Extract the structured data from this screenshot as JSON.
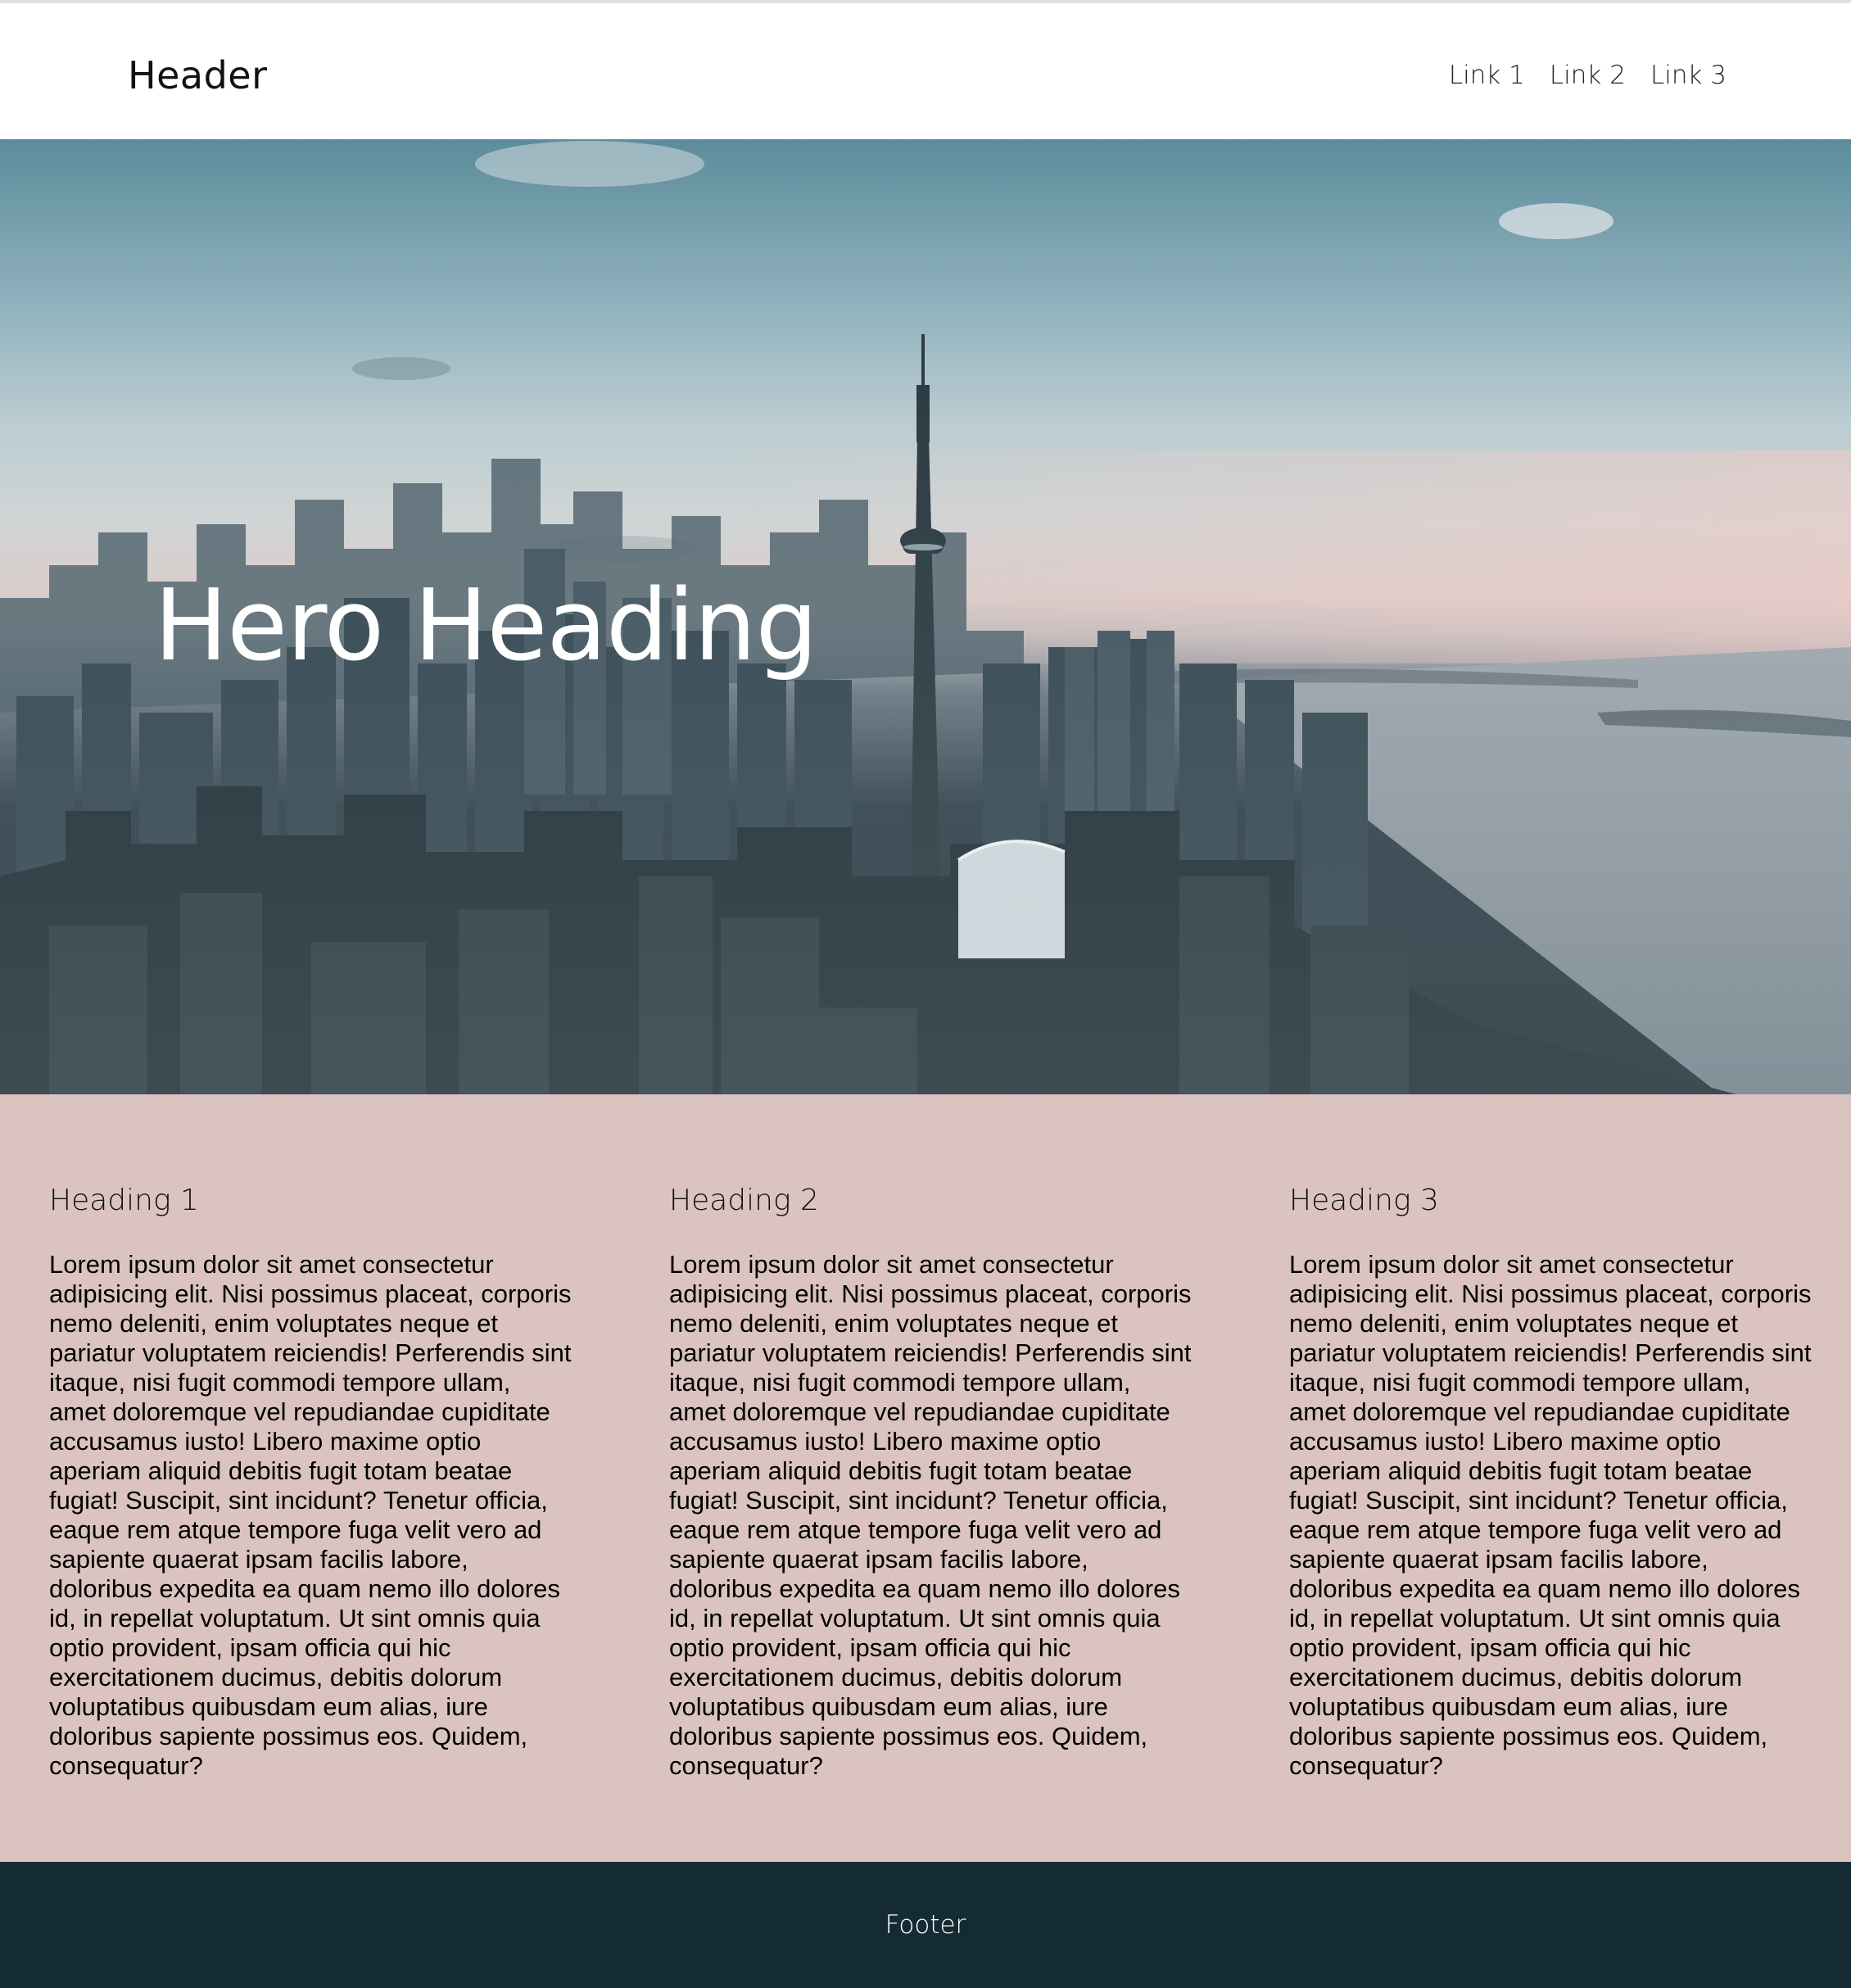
{
  "header": {
    "title": "Header",
    "links": [
      "Link 1",
      "Link 2",
      "Link 3"
    ]
  },
  "hero": {
    "heading": "Hero Heading"
  },
  "columns": [
    {
      "heading": "Heading 1",
      "body": "Lorem ipsum dolor sit amet consectetur adipisicing elit. Nisi possimus placeat, corporis nemo deleniti, enim voluptates neque et pariatur voluptatem reiciendis! Perferendis sint itaque, nisi fugit commodi tempore ullam, amet doloremque vel repudiandae cupiditate accusamus iusto! Libero maxime optio aperiam aliquid debitis fugit totam beatae fugiat! Suscipit, sint incidunt? Tenetur officia, eaque rem atque tempore fuga velit vero ad sapiente quaerat ipsam facilis labore, doloribus expedita ea quam nemo illo dolores id, in repellat voluptatum. Ut sint omnis quia optio provident, ipsam officia qui hic exercitationem ducimus, debitis dolorum voluptatibus quibusdam eum alias, iure doloribus sapiente possimus eos. Quidem, consequatur?"
    },
    {
      "heading": "Heading 2",
      "body": "Lorem ipsum dolor sit amet consectetur adipisicing elit. Nisi possimus placeat, corporis nemo deleniti, enim voluptates neque et pariatur voluptatem reiciendis! Perferendis sint itaque, nisi fugit commodi tempore ullam, amet doloremque vel repudiandae cupiditate accusamus iusto! Libero maxime optio aperiam aliquid debitis fugit totam beatae fugiat! Suscipit, sint incidunt? Tenetur officia, eaque rem atque tempore fuga velit vero ad sapiente quaerat ipsam facilis labore, doloribus expedita ea quam nemo illo dolores id, in repellat voluptatum. Ut sint omnis quia optio provident, ipsam officia qui hic exercitationem ducimus, debitis dolorum voluptatibus quibusdam eum alias, iure doloribus sapiente possimus eos. Quidem, consequatur?"
    },
    {
      "heading": "Heading 3",
      "body": "Lorem ipsum dolor sit amet consectetur adipisicing elit. Nisi possimus placeat, corporis nemo deleniti, enim voluptates neque et pariatur voluptatem reiciendis! Perferendis sint itaque, nisi fugit commodi tempore ullam, amet doloremque vel repudiandae cupiditate accusamus iusto! Libero maxime optio aperiam aliquid debitis fugit totam beatae fugiat! Suscipit, sint incidunt? Tenetur officia, eaque rem atque tempore fuga velit vero ad sapiente quaerat ipsam facilis labore, doloribus expedita ea quam nemo illo dolores id, in repellat voluptatum. Ut sint omnis quia optio provident, ipsam officia qui hic exercitationem ducimus, debitis dolorum voluptatibus quibusdam eum alias, iure doloribus sapiente possimus eos. Quidem, consequatur?"
    }
  ],
  "footer": {
    "text": "Footer"
  },
  "colors": {
    "content_background": "#dbc4bf",
    "footer_background": "#152b34",
    "hero_text": "#ffffff"
  }
}
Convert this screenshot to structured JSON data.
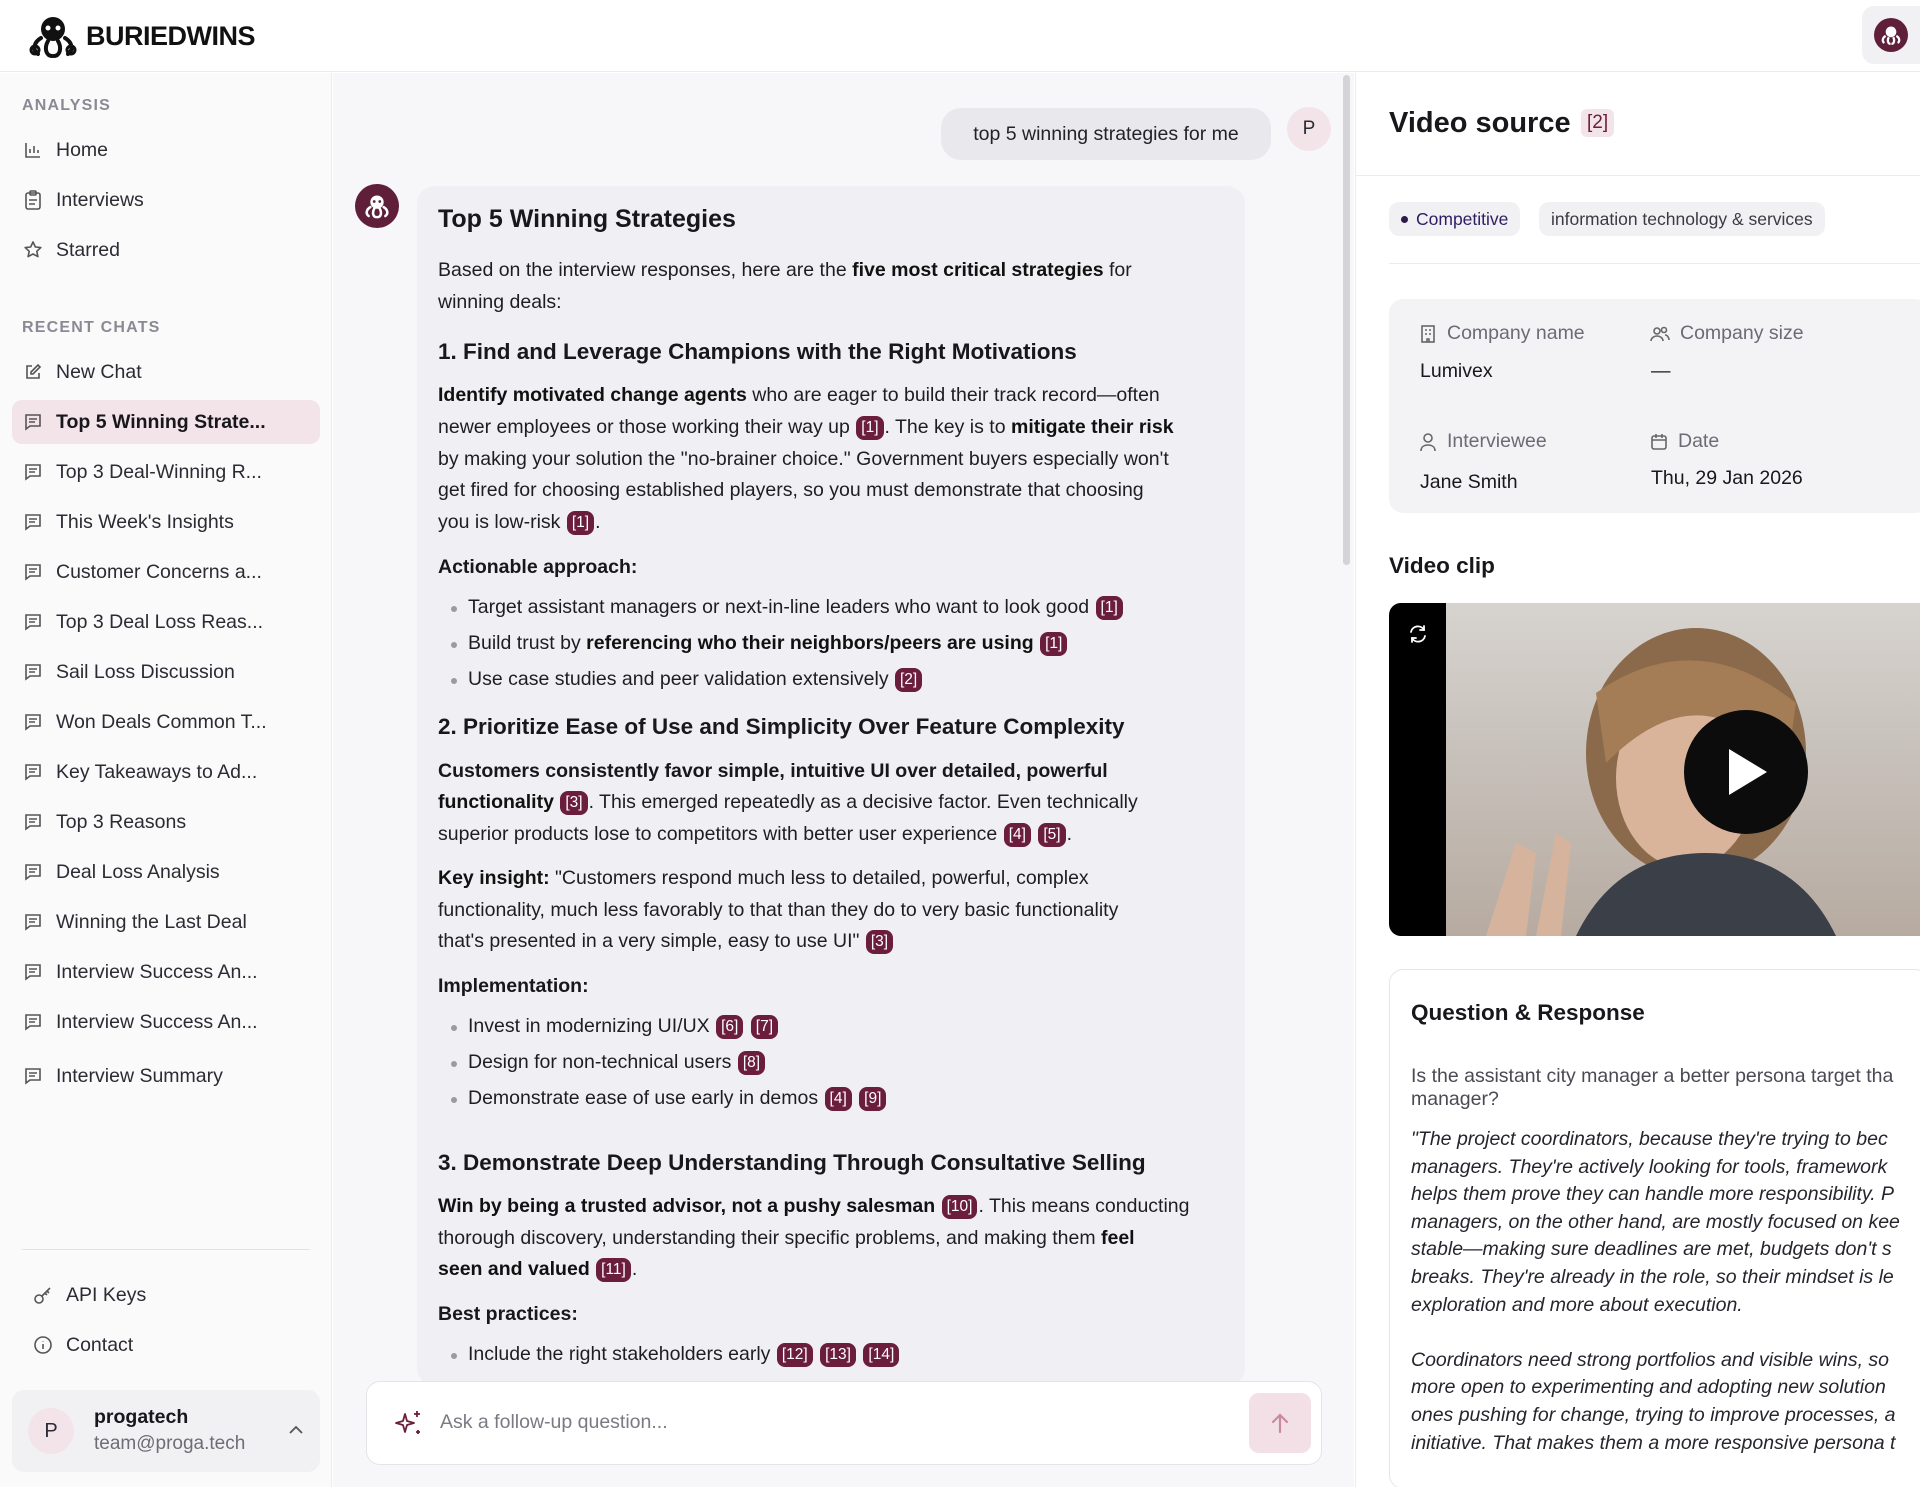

• The task
Without the pictures, copy the material exactly as given.

• Solution
Extract the structured data from this screenshot as JSON.
{
  "header": {
    "title": "Header",
    "links": [
      "Link 1",
      "Link 2",
      "Link 3"
    ]
  },
  "hero": {
    "heading": "Hero Heading"
  },
  "columns": [
    {
      "heading": "Heading 1",
      "body": "Lorem ipsum dolor sit amet consectetur adipisicing elit. Nisi possimus placeat, corporis nemo deleniti, enim voluptates neque et pariatur voluptatem reiciendis! Perferendis sint itaque, nisi fugit commodi tempore ullam, amet doloremque vel repudiandae cupiditate accusamus iusto! Libero maxime optio aperiam aliquid debitis fugit totam beatae fugiat! Suscipit, sint incidunt? Tenetur officia, eaque rem atque tempore fuga velit vero ad sapiente quaerat ipsam facilis labore, doloribus expedita ea quam nemo illo dolores id, in repellat voluptatum. Ut sint omnis quia optio provident, ipsam officia qui hic exercitationem ducimus, debitis dolorum voluptatibus quibusdam eum alias, iure doloribus sapiente possimus eos. Quidem, consequatur?"
    },
    {
      "heading": "Heading 2",
      "body": "Lorem ipsum dolor sit amet consectetur adipisicing elit. Nisi possimus placeat, corporis nemo deleniti, enim voluptates neque et pariatur voluptatem reiciendis! Perferendis sint itaque, nisi fugit commodi tempore ullam, amet doloremque vel repudiandae cupiditate accusamus iusto! Libero maxime optio aperiam aliquid debitis fugit totam beatae fugiat! Suscipit, sint incidunt? Tenetur officia, eaque rem atque tempore fuga velit vero ad sapiente quaerat ipsam facilis labore, doloribus expedita ea quam nemo illo dolores id, in repellat voluptatum. Ut sint omnis quia optio provident, ipsam officia qui hic exercitationem ducimus, debitis dolorum voluptatibus quibusdam eum alias, iure doloribus sapiente possimus eos. Quidem, consequatur?"
    },
    {
      "heading": "Heading 3",
      "body": "Lorem ipsum dolor sit amet consectetur adipisicing elit. Nisi possimus placeat, corporis nemo deleniti, enim voluptates neque et pariatur voluptatem reiciendis! Perferendis sint itaque, nisi fugit commodi tempore ullam, amet doloremque vel repudiandae cupiditate accusamus iusto! Libero maxime optio aperiam aliquid debitis fugit totam beatae fugiat! Suscipit, sint incidunt? Tenetur officia, eaque rem atque tempore fuga velit vero ad sapiente quaerat ipsam facilis labore, doloribus expedita ea quam nemo illo dolores id, in repellat voluptatum. Ut sint omnis quia optio provident, ipsam officia qui hic exercitationem ducimus, debitis dolorum voluptatibus quibusdam eum alias, iure doloribus sapiente possimus eos. Quidem, consequatur?"
    }
  ],
  "footer": {
    "text": "Footer"
  },
  "colors": {
    "content_background": "#dbc4bf",
    "footer_background": "#152b34",
    "hero_text": "#ffffff"
  }
}
Convert this screenshot to structured JSON data.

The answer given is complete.